> _Extract_
::::::
When the wagon and boy had come into view, there had arisen a busy buzzing sound, but now it hushed into an eerie stone-dead silence. A lieutenant lowered the wagon's tailboard halfway and tied it with a cord, then climbed awkwardly into the wagon, followed by a preacher.

The boy stood up. The crowd gasped and seemed to jerk back. The officer was surprised but recovered and proceeded to read quickly the execution order that sounded the end with "Death by hanging." He folded it away and rummaged through his pockets, then said, "I can't find the blindfold."

The boy said quietly, "You will find a handkerchief in my coat, sir." He calmly removed his coat and handed it to the lieutenant, who retrieved the white cloth from a pocket, knotted the blindfold around the lad's eyes, tied his hands, nudged him over the open gate, lifted the noose, and cinched it around his neck.

The preacher knelt and recited an unintelligible prayer. As he rose, a hush intruded into an awkward pause.

The officer cut the cord and the gate fell, dropping the boy nearly to the earth. He toed along the ground in a macabre dance like a puppet on a string, choking and running as if to escape. This time the crowd screamed. Rifles clattered down. Some men were sick, a few fainted, and others turned and fled.

A soldier jumped into the wagon, grabbed the rope and hauled the boy up, holding it tight till he stopped kicking, jerking and was at last still, hanging limply from the gallows. David Owen Dodd was finally dead.

. . .

David O. Dodd was born Nov. 10, 1846 in Lavaca County, Texas, son of Andrew and Lydia Owen Dodd. Andrew was a sutler, a seller of goods to soldiers.
::::::
> _Given problem 1_
In the passage, where was David O. Dodd born?
> _Given problem 2_
Please translate this sentence from the passage into Spanish: "The preacher knelt and recited an unintelligible prayer."
::::::
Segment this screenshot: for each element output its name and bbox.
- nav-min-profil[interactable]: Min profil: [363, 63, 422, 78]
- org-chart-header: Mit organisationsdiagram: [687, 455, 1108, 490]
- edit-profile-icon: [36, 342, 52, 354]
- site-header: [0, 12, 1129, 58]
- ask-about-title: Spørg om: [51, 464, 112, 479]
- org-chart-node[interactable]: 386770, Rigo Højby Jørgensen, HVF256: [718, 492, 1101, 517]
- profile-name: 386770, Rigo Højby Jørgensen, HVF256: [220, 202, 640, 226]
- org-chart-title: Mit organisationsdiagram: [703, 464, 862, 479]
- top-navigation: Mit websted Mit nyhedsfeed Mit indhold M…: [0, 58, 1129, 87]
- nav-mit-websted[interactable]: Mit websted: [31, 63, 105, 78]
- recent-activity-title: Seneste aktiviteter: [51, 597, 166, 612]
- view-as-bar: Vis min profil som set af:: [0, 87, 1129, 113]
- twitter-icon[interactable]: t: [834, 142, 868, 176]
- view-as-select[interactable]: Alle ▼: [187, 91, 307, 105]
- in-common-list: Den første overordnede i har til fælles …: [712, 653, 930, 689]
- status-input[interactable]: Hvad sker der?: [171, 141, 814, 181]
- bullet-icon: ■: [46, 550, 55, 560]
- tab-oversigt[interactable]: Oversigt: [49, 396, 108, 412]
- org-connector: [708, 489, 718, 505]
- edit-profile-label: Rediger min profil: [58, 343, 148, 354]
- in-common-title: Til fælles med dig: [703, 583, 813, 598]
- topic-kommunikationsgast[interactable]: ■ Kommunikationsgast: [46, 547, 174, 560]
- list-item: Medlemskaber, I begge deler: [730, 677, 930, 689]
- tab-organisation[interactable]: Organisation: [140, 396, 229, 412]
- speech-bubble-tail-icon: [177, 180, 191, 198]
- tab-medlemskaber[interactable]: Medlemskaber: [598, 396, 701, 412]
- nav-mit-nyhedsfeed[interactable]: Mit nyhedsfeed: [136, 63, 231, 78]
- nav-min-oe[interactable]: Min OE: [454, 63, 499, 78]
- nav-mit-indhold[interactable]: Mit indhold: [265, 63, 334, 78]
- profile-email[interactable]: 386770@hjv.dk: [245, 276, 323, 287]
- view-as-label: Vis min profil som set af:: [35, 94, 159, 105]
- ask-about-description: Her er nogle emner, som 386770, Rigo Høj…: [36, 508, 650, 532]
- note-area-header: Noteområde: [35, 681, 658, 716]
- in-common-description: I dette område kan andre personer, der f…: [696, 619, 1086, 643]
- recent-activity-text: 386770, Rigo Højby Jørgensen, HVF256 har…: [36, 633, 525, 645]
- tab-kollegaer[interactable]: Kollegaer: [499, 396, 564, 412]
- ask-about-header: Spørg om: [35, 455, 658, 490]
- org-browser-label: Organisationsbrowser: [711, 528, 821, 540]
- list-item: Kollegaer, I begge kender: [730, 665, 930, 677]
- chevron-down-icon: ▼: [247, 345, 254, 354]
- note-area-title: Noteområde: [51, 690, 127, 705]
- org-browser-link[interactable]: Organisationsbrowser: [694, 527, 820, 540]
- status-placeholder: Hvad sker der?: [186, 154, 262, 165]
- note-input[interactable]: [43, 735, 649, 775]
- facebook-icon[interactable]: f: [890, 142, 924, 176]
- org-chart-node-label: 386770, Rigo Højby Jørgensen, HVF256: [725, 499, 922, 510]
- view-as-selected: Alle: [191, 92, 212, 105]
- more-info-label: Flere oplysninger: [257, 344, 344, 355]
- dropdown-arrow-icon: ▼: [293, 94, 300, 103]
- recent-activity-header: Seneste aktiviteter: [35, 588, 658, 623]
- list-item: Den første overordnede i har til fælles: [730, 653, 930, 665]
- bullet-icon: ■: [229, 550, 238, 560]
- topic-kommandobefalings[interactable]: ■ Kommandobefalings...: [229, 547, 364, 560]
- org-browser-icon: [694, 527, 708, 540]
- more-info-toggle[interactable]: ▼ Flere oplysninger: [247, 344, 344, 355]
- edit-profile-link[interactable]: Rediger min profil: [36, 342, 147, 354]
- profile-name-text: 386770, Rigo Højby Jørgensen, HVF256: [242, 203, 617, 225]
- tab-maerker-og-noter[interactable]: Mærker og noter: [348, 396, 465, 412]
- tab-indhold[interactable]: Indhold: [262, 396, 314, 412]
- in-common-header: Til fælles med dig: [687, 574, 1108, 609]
::::::
> _Task answer 1_
Lavaca County, Texas

> _Task answer 2_
El predicador se arrodilló y recitó una oración ininteligible.